**What to produce**
Count the lines below that contain the word "农安社区" and give only that number.

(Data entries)
++++++++++

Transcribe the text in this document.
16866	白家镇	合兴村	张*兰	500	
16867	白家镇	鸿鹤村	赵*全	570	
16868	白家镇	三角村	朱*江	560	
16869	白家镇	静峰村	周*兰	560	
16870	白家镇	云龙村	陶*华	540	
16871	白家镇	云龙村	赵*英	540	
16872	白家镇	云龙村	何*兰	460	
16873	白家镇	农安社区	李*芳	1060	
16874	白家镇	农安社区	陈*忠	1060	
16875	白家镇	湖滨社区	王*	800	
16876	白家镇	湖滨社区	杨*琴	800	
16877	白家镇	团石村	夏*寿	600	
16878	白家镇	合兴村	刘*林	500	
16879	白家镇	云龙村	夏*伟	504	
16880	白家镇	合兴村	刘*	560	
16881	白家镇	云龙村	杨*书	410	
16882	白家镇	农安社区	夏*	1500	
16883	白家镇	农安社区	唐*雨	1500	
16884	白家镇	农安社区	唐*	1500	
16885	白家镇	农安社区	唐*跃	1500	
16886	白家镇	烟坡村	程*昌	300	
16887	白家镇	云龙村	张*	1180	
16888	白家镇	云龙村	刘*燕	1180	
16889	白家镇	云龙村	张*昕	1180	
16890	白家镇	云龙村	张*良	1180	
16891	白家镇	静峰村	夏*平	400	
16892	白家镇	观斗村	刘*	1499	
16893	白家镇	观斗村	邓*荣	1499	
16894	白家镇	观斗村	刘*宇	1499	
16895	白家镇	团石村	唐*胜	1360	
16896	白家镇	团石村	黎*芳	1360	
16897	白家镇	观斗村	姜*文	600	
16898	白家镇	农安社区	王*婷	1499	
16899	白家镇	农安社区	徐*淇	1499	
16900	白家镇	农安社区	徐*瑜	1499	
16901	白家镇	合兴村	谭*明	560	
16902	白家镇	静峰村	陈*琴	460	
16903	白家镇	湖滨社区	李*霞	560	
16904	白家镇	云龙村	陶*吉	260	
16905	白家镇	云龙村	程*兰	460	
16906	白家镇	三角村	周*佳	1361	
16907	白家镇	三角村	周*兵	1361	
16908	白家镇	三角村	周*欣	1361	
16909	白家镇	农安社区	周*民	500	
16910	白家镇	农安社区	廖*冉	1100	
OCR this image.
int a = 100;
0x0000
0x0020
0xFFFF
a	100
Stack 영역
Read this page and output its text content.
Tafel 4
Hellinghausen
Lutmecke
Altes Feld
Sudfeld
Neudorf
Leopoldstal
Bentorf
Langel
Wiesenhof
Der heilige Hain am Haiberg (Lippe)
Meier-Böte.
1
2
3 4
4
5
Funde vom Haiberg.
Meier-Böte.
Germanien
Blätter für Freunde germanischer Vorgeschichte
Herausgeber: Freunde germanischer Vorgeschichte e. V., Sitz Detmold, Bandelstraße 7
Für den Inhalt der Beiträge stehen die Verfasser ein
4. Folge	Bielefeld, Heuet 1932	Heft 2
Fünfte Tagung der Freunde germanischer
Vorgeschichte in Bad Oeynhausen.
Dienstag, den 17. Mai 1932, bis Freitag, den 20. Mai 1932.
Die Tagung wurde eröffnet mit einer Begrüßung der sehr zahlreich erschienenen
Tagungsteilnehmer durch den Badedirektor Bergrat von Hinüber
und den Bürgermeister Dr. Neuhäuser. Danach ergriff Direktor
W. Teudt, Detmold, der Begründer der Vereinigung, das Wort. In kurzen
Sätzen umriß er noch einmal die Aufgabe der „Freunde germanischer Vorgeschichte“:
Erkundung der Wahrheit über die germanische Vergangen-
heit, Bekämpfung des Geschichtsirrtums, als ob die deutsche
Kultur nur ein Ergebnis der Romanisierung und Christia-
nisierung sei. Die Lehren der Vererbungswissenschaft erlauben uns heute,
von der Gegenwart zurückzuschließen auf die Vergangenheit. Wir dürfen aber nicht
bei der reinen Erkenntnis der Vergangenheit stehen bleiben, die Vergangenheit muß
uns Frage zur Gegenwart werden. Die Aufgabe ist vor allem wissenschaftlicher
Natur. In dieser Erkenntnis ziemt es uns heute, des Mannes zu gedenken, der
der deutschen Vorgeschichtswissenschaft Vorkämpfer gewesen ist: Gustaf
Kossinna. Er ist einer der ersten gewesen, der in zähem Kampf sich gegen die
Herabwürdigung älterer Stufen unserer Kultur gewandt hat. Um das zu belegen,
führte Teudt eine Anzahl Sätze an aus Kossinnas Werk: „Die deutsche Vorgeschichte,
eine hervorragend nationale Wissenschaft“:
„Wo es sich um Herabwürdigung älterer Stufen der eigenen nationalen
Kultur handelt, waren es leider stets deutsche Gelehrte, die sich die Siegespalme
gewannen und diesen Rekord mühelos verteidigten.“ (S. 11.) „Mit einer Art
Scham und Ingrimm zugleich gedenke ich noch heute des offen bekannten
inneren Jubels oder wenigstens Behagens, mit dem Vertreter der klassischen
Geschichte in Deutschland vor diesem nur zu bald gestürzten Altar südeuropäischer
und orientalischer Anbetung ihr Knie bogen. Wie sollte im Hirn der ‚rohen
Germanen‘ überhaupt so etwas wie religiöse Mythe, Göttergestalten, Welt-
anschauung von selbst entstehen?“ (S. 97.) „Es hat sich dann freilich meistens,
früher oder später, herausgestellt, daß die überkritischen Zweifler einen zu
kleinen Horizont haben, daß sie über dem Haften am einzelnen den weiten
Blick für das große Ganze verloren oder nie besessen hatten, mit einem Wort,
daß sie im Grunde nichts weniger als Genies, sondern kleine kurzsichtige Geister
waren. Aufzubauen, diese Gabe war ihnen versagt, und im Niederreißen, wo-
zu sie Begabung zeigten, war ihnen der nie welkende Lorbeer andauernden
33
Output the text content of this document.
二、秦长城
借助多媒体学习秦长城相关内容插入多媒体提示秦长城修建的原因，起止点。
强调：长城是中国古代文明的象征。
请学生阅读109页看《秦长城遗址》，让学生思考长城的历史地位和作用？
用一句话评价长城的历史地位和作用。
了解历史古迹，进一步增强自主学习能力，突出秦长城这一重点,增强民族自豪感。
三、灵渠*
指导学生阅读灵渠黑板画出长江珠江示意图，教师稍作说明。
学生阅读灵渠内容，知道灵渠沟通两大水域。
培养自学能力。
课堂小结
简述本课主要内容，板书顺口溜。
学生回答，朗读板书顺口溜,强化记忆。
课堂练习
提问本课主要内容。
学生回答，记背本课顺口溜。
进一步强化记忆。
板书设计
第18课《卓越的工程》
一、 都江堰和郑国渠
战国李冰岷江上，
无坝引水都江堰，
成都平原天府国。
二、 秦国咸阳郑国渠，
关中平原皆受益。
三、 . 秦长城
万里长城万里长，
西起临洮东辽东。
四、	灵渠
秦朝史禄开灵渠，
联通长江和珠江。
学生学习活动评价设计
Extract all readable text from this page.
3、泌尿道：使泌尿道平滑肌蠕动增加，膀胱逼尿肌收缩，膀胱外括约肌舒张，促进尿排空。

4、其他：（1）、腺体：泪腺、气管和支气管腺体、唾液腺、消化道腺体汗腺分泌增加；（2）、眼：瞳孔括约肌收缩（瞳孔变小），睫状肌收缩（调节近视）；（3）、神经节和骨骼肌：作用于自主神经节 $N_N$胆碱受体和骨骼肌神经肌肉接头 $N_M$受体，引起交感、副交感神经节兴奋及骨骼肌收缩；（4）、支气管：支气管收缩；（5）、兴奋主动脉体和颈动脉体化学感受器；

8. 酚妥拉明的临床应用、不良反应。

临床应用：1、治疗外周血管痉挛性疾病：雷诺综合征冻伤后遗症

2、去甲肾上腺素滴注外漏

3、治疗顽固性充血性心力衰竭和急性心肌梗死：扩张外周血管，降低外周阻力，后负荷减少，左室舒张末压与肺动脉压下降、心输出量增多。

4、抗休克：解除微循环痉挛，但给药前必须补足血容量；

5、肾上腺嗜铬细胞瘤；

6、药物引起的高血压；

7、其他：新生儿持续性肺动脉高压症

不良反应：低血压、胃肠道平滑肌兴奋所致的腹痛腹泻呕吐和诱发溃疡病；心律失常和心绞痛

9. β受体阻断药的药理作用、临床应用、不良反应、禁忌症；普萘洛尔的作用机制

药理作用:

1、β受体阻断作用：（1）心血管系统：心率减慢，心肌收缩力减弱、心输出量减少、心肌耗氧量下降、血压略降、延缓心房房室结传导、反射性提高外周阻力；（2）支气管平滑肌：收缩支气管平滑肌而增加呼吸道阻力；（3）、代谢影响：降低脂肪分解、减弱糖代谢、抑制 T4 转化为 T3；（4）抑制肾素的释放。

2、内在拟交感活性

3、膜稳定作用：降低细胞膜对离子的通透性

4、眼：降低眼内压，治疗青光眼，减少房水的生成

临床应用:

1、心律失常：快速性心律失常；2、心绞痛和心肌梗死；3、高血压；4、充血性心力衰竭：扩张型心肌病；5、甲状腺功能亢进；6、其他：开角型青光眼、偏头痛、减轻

++++++++++

**Worked answer**
11